**Your objective:** Restate the whole of the material. Keep every word, and drop the pictures.

**Extracted entries:**
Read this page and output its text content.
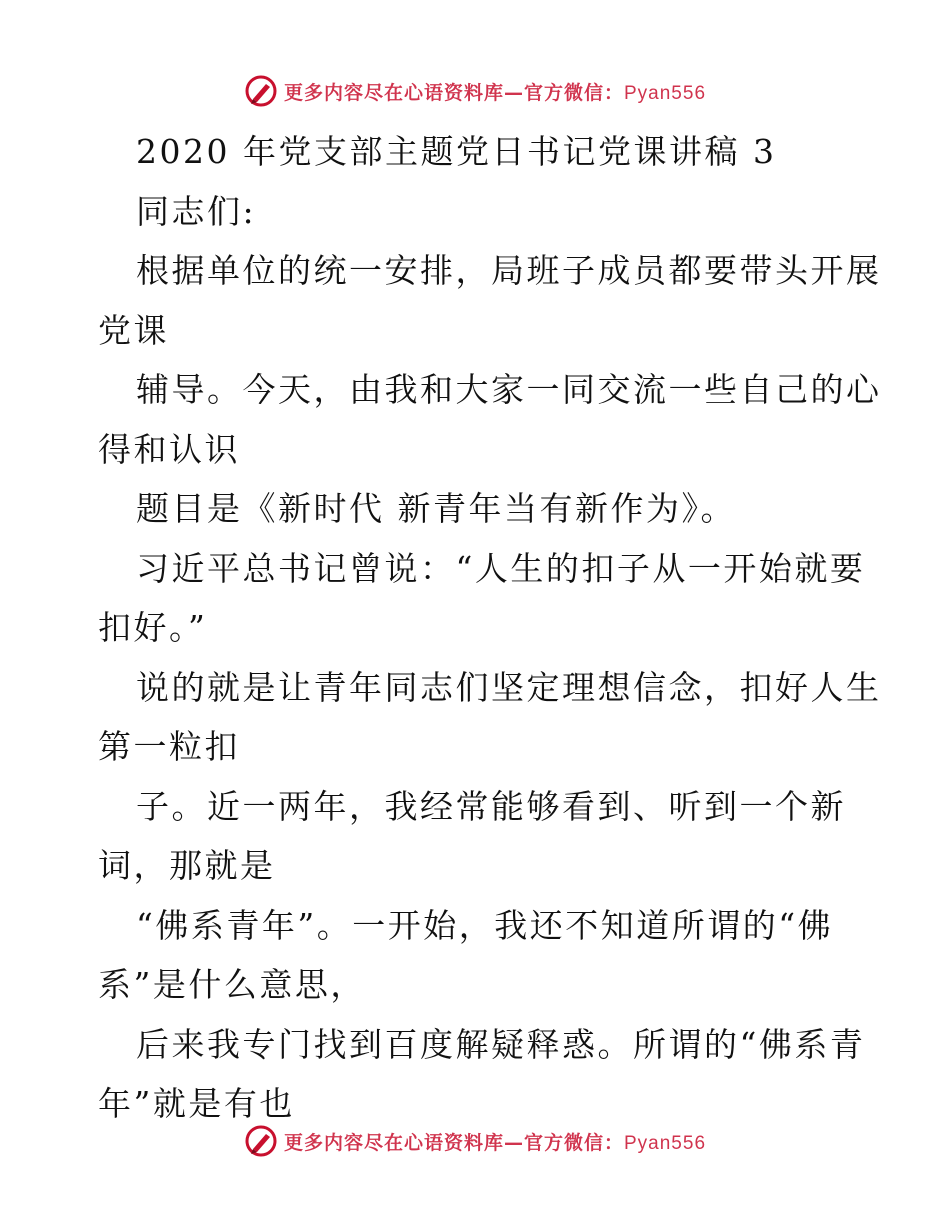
更多内容尽在心语资料库—官方微信：Pyan556
2020 年党支部主题党日书记党课讲稿 3
同志们:
根据单位的统一安排，局班子成员都要带头开展
党课
辅导。今天，由我和大家一同交流一些自己的心
得和认识
题目是《新时代 新青年当有新作为》。
习近平总书记曾说：“人生的扣子从一开始就要
扣好。”
说的就是让青年同志们坚定理想信念，扣好人生
第一粒扣
子。近一两年，我经常能够看到、听到一个新
词，那就是
“佛系青年”。一开始，我还不知道所谓的“佛
系”是什么意思，
后来我专门找到百度解疑释惑。所谓的“佛系青
年”就是有也
更多内容尽在心语资料库—官方微信：Pyan556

**Reply to the exercise:**
Read this page and output its text content.
更多内容尽在心语资料库—官方微信：Pyan556
2020 年党支部主题党日书记党课讲稿 3
同志们:
根据单位的统一安排，局班子成员都要带头开展
党课
辅导。今天，由我和大家一同交流一些自己的心
得和认识
题目是《新时代 新青年当有新作为》。
习近平总书记曾说：“人生的扣子从一开始就要
扣好。”
说的就是让青年同志们坚定理想信念，扣好人生
第一粒扣
子。近一两年，我经常能够看到、听到一个新
词，那就是
“佛系青年”。一开始，我还不知道所谓的“佛
系”是什么意思，
后来我专门找到百度解疑释惑。所谓的“佛系青
年”就是有也
更多内容尽在心语资料库—官方微信：Pyan556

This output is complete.